• **AIM OF THE TASK**
From the line containing "Read out every word on this page." down to the last line of the material, return those lines verbatim and only those.

• **DATA SHOWN**

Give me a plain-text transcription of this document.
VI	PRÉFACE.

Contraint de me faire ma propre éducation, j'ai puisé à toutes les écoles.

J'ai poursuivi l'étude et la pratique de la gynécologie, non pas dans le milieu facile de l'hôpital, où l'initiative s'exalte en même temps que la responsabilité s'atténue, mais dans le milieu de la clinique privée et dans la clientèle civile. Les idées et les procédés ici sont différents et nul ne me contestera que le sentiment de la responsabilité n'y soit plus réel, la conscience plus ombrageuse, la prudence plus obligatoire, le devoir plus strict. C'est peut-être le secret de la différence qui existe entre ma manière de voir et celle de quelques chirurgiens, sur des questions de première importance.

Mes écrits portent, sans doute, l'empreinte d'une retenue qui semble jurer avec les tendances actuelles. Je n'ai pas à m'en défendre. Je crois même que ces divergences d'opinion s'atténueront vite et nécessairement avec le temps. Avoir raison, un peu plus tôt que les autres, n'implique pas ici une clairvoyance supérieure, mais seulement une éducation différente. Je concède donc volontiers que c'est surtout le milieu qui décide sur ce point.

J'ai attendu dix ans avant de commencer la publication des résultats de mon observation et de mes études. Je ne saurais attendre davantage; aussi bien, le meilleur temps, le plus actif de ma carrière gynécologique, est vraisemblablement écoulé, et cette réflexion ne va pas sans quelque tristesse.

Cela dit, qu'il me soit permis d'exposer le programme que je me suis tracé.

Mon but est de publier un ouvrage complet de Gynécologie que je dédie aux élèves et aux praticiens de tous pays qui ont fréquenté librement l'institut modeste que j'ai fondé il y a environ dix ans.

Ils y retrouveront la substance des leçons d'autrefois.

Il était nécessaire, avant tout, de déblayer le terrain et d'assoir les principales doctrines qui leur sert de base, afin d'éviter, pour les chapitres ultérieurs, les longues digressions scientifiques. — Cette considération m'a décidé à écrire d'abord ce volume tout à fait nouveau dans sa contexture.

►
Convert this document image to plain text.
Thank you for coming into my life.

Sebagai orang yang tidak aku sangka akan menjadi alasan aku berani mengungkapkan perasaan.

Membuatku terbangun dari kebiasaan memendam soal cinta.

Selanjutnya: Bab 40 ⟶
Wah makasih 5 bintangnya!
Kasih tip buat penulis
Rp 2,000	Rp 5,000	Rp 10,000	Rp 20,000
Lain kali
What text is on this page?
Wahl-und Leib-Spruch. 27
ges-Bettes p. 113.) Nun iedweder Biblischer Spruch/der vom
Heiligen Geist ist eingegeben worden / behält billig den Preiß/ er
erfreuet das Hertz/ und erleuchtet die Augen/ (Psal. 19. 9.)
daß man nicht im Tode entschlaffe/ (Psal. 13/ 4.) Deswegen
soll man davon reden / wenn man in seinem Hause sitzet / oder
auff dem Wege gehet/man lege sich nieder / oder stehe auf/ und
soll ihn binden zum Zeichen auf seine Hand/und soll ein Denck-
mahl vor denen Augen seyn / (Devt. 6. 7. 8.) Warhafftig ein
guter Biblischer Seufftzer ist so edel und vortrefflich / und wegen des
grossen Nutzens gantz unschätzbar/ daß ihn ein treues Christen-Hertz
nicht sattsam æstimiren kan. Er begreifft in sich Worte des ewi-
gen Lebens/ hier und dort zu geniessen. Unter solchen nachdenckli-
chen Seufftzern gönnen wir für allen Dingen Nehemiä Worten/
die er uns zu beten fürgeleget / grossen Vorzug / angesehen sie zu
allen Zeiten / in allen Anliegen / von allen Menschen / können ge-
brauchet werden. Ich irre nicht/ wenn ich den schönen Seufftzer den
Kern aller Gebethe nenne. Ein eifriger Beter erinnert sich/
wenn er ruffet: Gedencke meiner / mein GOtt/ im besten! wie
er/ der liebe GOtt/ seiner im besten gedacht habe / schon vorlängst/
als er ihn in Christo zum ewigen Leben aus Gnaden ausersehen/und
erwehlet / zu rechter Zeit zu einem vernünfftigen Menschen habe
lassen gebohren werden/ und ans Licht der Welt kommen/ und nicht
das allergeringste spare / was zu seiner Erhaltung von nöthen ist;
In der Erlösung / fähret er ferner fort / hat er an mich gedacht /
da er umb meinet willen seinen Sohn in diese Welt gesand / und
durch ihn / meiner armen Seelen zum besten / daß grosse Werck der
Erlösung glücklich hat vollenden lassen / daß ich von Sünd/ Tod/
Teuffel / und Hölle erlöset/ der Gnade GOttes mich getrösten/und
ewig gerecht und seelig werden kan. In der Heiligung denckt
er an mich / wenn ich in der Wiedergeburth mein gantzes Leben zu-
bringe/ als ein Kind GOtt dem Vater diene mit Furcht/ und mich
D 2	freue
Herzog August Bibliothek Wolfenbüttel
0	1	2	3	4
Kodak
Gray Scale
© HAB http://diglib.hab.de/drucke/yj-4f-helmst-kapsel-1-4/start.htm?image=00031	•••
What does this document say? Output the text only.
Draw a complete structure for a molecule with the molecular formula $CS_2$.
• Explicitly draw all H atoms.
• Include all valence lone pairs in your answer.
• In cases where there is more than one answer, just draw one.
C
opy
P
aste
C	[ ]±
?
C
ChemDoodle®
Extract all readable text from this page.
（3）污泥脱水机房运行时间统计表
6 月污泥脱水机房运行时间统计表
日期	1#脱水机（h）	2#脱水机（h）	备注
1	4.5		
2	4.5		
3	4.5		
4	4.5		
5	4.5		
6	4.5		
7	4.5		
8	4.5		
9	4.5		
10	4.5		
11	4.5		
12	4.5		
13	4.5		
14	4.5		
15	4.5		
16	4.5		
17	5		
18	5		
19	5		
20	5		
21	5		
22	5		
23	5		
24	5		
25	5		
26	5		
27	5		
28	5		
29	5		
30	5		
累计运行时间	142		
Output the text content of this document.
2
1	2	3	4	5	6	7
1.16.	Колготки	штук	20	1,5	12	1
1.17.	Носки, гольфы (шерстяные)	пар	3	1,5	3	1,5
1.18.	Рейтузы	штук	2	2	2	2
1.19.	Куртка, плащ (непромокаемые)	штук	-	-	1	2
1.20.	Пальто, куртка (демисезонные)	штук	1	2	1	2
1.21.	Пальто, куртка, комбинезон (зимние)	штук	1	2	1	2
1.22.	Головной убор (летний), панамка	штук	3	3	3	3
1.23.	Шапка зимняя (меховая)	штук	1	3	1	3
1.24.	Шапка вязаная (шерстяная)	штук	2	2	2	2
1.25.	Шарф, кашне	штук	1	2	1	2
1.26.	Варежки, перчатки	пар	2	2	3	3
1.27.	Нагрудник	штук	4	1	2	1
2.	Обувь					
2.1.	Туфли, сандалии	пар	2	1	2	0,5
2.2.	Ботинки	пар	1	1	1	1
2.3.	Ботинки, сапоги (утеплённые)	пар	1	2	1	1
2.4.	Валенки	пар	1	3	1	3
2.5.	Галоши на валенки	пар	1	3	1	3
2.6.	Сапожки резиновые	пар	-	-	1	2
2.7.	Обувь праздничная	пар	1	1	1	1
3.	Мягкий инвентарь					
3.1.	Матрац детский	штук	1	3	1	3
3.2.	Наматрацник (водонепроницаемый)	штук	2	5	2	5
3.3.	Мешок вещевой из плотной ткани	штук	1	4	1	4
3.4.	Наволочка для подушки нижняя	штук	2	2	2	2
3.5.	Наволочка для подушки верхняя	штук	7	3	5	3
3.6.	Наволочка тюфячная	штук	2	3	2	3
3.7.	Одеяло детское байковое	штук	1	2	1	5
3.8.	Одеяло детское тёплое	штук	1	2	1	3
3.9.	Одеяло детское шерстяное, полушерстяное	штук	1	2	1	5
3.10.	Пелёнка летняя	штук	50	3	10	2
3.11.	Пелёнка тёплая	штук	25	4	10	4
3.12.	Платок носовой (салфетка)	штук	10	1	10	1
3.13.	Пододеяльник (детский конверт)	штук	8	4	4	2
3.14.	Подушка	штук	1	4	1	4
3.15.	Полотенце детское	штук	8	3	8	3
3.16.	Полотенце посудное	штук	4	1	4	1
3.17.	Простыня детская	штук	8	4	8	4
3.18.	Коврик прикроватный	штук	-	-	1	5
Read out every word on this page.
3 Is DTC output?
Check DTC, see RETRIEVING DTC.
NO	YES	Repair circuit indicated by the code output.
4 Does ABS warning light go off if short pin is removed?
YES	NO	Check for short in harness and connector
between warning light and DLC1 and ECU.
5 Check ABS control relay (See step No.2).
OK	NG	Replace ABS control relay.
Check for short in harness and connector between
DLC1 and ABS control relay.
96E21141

• **IN RESPONSE**
Read out every word on this page.
3 Is DTC output?
Check DTC, see RETRIEVING DTC.
NO	YES	Repair circuit indicated by the code output.
4 Does ABS warning light go off if short pin is removed?
YES	NO	Check for short in harness and connector
between warning light and DLC1 and ECU.
5 Check ABS control relay (See step No.2).
OK	NG	Replace ABS control relay.
Check for short in harness and connector between
DLC1 and ABS control relay.
96E21141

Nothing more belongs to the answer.